== Passage ==

NOTE: If you are deploying to Azure US Government, set the environment to usgovernment.

Terraform init

Before provisioning any Azure resources with Terraform you must initialize a working directory.

  1. Navigate to the directory in the repository that contains the Mission Enclave Policy Starter Terraform modules and configuration files:

    cd infrastructure/policy

NOTE: Since this reference implementation is designed to use remote state, you will need to comment out the backend "local" {} block in the versions.tf file. This will allow you to deploy the Policy without having to deploy the remote state storage account first. For more information on remote state, see the Remote State documentation.

  1. Execute terraform init

    terraform init

Terraform Plan

After initializing the directory, use terraform plan to provision the resources plan described in infrastructure/policy.

  1. From the directory in which you executed terraform init execute terraform plan with the --var-file parameter to specify the path to the parameters.tfvars file:

    terraform apply --var-file tfvars/parameters.tfvars --out "anoa.dev.plan"

  2. You'll be prompted for a Hub subscription ID and VM Password.

== Record excerpts ==
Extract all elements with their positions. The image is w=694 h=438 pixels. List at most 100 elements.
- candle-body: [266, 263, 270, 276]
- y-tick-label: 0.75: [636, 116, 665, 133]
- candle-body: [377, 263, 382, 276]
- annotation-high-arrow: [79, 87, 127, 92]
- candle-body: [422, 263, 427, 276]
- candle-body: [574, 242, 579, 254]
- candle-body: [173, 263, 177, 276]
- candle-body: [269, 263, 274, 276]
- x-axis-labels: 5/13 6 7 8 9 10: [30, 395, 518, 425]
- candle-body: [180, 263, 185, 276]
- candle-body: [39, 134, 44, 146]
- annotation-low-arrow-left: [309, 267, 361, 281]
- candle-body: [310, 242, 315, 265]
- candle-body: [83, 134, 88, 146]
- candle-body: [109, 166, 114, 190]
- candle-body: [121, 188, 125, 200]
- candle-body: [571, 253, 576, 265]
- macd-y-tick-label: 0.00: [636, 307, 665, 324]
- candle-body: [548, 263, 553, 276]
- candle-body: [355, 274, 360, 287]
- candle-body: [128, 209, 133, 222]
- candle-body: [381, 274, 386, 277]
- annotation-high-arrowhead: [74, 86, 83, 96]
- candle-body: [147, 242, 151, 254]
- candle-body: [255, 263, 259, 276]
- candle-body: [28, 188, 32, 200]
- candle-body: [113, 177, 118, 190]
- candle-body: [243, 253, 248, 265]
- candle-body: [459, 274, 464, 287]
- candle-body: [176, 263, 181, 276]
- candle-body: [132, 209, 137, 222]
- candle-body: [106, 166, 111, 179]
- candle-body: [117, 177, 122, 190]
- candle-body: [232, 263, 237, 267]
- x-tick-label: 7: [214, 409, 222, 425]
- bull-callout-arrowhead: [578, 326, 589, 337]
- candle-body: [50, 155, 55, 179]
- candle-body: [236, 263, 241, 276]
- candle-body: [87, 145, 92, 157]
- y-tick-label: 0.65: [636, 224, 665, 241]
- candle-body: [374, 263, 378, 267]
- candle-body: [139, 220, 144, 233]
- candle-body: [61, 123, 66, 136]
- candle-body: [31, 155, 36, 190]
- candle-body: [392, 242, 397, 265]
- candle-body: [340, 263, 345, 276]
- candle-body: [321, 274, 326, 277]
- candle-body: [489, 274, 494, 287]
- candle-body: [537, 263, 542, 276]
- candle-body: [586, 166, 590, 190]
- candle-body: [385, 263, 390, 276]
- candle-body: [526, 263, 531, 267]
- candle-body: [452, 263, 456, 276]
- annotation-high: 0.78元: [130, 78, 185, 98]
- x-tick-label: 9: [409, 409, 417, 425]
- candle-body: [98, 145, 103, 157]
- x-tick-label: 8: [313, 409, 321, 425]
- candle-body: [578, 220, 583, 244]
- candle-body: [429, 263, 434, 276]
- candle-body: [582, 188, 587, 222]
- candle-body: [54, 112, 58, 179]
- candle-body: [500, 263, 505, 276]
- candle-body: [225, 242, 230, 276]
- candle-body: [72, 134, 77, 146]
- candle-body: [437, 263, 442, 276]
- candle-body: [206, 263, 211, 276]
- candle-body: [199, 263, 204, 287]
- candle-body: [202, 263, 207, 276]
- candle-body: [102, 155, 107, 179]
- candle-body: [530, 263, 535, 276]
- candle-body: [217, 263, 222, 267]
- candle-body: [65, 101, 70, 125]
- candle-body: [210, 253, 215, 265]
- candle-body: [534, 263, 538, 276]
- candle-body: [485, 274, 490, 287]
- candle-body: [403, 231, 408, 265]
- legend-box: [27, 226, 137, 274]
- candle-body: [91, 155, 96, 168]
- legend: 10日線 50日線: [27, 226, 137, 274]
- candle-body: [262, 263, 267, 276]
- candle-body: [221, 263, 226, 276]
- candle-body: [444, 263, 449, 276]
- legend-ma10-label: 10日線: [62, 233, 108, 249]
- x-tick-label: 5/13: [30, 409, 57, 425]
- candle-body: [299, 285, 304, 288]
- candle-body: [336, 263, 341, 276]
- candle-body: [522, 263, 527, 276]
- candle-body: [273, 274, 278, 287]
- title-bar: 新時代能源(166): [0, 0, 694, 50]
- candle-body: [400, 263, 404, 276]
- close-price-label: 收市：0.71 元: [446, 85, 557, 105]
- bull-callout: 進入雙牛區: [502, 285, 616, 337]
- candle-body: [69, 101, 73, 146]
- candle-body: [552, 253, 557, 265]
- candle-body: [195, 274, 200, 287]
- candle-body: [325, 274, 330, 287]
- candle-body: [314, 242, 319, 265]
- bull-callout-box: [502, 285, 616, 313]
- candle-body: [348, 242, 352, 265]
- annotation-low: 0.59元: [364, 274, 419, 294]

== Problems to solve ==
1. Answer these about the Terraform setup passage:
(a) What should the environment be set to when deploying to Azure US Government?
(b) Which directory should you change into before running terraform init?
(c) What two values are you prompted for after running the plan step?
2. From the Terraform setup passage, translate this sentence into Spanish: "Before provisioning any Azure resources with Terraform you must initialize a working directory."

== Your responses ==
1.
(a) usgovernment
(b) infrastructure/policy
(c) A Hub subscription ID and a VM Password.

2. Antes de aprovisionar cualquier recurso de Azure con Terraform, debe inicializar un directorio de trabajo.